Your instructions:
Tally the lines below that contain "triangle". The number is the whole answer.

Material for the task:
[start]

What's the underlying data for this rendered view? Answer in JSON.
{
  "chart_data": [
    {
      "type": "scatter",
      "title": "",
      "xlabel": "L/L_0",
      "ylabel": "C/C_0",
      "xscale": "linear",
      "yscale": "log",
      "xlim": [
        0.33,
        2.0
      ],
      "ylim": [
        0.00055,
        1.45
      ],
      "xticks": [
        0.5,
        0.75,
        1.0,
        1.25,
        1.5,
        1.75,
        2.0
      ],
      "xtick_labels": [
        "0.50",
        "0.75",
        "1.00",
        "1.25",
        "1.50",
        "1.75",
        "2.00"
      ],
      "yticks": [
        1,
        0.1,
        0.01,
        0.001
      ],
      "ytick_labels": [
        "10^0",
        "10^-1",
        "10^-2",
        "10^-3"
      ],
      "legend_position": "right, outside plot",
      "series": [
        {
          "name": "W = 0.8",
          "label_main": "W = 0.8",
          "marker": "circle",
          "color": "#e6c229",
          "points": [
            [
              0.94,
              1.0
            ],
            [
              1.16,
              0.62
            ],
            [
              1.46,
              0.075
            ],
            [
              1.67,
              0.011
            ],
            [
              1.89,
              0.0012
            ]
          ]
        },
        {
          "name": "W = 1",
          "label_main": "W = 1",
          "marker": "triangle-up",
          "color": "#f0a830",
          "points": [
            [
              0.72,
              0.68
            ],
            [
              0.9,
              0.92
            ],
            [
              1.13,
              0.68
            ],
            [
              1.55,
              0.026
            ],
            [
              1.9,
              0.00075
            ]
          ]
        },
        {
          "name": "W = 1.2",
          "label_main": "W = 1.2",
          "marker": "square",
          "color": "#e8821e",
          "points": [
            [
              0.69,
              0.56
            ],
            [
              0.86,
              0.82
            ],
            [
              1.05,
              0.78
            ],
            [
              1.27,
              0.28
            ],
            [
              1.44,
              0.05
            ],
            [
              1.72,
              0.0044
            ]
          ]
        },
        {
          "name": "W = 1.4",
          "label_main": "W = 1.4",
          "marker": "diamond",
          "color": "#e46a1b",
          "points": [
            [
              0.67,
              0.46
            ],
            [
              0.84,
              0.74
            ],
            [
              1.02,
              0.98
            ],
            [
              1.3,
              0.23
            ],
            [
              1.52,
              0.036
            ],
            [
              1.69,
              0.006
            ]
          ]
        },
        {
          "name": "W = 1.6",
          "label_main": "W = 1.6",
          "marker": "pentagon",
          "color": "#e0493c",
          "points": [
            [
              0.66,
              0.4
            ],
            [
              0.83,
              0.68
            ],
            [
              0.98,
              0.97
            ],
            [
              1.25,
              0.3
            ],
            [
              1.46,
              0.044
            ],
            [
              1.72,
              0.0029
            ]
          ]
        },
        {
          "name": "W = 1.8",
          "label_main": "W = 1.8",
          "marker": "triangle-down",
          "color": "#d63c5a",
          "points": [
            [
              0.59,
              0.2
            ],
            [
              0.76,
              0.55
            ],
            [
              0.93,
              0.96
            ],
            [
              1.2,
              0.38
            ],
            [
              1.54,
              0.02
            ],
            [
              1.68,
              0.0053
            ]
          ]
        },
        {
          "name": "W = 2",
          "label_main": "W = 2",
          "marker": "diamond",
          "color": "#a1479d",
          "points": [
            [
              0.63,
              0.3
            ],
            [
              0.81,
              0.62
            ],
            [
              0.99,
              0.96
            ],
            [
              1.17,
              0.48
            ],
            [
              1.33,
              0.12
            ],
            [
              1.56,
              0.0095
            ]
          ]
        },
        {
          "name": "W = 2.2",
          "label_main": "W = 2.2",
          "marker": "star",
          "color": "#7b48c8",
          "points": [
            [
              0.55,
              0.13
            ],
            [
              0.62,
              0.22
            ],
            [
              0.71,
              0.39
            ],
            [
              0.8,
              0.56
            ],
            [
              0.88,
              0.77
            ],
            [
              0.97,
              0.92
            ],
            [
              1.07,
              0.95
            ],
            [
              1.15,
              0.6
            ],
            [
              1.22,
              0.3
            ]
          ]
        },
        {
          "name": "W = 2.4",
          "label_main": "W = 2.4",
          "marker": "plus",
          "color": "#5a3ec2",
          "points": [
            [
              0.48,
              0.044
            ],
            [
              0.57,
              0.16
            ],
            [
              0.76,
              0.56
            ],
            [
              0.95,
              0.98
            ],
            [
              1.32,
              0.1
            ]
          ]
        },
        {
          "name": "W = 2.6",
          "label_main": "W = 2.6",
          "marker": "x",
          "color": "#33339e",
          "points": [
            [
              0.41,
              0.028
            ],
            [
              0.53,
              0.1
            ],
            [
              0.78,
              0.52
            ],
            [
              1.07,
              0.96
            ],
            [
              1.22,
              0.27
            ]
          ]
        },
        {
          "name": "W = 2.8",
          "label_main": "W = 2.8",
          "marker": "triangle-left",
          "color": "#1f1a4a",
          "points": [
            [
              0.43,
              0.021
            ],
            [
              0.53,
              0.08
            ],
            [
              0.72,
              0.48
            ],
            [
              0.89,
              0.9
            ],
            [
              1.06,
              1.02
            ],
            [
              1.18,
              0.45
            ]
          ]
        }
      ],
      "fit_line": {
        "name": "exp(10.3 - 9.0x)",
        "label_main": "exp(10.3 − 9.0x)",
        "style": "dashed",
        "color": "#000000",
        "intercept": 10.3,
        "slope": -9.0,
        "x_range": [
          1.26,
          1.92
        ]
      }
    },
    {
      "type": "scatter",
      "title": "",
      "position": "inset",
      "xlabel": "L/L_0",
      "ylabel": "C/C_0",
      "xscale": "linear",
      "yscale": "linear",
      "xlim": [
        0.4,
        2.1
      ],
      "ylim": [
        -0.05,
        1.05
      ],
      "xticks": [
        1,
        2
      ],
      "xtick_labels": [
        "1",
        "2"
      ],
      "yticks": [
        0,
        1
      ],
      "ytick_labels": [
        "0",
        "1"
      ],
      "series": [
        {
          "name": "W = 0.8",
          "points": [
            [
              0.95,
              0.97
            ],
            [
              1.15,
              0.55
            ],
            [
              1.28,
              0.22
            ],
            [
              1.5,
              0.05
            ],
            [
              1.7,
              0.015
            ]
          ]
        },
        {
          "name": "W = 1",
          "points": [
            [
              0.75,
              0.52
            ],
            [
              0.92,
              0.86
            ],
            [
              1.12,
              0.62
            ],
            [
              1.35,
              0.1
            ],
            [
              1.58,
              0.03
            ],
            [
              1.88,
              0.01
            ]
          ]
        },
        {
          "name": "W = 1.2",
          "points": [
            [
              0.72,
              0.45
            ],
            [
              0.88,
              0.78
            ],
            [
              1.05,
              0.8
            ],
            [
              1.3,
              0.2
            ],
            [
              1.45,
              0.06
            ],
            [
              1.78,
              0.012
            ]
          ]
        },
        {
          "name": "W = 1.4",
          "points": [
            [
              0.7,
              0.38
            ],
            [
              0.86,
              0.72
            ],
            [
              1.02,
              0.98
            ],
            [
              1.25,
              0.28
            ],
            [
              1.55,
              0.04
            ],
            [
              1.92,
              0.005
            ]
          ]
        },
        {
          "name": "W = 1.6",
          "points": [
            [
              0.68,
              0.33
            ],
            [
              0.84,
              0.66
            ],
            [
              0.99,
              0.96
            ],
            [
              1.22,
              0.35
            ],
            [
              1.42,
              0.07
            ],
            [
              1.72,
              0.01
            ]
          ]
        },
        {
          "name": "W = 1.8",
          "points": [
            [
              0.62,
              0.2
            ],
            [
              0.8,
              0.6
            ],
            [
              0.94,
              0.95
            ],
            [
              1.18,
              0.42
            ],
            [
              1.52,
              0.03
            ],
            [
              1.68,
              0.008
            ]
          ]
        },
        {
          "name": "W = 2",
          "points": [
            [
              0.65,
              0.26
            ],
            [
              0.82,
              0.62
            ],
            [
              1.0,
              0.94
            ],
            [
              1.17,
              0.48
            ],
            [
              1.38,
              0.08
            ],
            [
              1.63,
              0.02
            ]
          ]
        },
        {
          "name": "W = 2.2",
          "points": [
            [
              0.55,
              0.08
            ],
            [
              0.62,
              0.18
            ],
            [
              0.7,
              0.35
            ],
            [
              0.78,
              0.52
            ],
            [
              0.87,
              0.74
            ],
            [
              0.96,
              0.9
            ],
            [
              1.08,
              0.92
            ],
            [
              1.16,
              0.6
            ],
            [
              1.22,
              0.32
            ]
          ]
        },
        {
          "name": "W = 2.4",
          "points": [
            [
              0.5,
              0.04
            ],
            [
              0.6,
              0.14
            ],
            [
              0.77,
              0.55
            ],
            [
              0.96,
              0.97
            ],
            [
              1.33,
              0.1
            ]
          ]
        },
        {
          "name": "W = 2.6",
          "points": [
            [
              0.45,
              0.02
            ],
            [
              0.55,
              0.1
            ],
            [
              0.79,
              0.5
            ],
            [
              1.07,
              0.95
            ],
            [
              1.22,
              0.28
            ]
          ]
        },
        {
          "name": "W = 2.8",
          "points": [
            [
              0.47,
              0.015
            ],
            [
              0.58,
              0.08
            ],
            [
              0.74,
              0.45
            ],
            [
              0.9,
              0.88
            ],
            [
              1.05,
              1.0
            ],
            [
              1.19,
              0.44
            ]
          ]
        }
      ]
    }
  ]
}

[end]
[start]

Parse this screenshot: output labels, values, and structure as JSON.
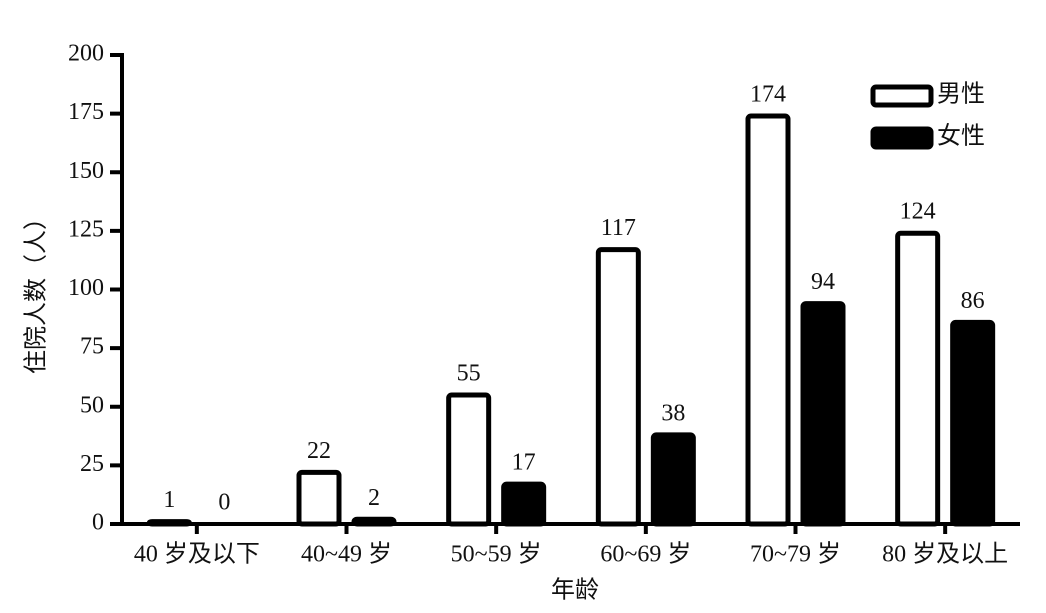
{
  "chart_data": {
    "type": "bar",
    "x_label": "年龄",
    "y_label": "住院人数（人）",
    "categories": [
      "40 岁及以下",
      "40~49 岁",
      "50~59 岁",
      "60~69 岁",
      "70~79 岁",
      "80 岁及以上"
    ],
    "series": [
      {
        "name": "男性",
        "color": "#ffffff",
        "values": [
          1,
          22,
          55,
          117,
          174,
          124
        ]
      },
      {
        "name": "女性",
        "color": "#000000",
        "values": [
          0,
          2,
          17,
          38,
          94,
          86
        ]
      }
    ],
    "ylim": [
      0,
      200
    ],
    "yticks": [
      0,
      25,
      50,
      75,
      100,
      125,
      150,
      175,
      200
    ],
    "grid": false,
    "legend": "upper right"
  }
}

[end]
[start]

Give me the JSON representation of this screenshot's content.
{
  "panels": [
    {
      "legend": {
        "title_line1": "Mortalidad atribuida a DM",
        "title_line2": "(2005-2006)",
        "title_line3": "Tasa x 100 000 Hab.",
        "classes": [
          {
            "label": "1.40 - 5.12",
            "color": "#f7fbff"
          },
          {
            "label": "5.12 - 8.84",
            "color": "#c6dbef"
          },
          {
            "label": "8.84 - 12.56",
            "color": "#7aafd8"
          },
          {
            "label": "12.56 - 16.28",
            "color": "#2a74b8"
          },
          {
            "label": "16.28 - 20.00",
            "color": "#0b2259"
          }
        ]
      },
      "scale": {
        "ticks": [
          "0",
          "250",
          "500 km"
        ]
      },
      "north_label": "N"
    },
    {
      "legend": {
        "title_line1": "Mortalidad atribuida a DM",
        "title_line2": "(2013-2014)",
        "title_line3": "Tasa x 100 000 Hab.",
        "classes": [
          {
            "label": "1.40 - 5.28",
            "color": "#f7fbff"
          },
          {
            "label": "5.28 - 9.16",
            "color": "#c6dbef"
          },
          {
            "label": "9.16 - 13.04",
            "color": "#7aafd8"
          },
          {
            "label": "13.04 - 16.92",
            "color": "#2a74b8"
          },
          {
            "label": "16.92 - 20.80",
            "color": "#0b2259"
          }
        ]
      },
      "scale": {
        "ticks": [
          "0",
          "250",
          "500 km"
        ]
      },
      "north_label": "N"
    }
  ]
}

[end]

Response to the task:
3